▸ CHALLENGE
Give the data a second time, exactly and in full.

(Stored data)
+---+
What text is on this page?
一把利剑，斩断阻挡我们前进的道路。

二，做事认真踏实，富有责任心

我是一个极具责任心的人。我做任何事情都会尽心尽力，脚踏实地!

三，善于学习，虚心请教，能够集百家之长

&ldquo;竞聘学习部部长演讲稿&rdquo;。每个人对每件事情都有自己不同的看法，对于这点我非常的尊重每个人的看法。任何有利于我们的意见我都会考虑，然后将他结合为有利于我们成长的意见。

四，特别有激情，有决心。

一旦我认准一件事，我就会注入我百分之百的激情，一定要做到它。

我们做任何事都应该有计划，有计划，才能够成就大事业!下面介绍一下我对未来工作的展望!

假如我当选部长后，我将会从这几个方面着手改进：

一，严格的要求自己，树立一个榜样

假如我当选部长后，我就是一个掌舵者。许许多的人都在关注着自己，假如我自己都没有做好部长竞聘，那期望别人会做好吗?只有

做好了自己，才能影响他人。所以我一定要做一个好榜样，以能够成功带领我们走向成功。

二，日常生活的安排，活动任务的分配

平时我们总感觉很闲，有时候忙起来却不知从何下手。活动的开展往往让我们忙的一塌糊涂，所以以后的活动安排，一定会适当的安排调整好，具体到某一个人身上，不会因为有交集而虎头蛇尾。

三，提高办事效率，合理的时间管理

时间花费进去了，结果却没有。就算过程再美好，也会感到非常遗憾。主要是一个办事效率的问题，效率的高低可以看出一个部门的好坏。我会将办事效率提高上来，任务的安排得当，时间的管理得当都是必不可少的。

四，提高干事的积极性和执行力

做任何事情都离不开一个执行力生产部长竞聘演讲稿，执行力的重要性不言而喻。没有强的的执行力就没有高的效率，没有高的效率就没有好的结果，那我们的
+---+
▸ TASK RESULT
What text is on this page?
一把利剑，斩断阻挡我们前进的道路。

二，做事认真踏实，富有责任心

我是一个极具责任心的人。我做任何事情都会尽心尽力，脚踏实地!

三，善于学习，虚心请教，能够集百家之长

&ldquo;竞聘学习部部长演讲稿&rdquo;。每个人对每件事情都有自己不同的看法，对于这点我非常的尊重每个人的看法。任何有利于我们的意见我都会考虑，然后将他结合为有利于我们成长的意见。

四，特别有激情，有决心。

一旦我认准一件事，我就会注入我百分之百的激情，一定要做到它。

我们做任何事都应该有计划，有计划，才能够成就大事业!下面介绍一下我对未来工作的展望!

假如我当选部长后，我将会从这几个方面着手改进：

一，严格的要求自己，树立一个榜样

假如我当选部长后，我就是一个掌舵者。许许多的人都在关注着自己，假如我自己都没有做好部长竞聘，那期望别人会做好吗?只有

做好了自己，才能影响他人。所以我一定要做一个好榜样，以能够成功带领我们走向成功。

二，日常生活的安排，活动任务的分配

平时我们总感觉很闲，有时候忙起来却不知从何下手。活动的开展往往让我们忙的一塌糊涂，所以以后的活动安排，一定会适当的安排调整好，具体到某一个人身上，不会因为有交集而虎头蛇尾。

三，提高办事效率，合理的时间管理

时间花费进去了，结果却没有。就算过程再美好，也会感到非常遗憾。主要是一个办事效率的问题，效率的高低可以看出一个部门的好坏。我会将办事效率提高上来，任务的安排得当，时间的管理得当都是必不可少的。

四，提高干事的积极性和执行力

做任何事情都离不开一个执行力生产部长竞聘演讲稿，执行力的重要性不言而喻。没有强的的执行力就没有高的效率，没有高的效率就没有好的结果，那我们的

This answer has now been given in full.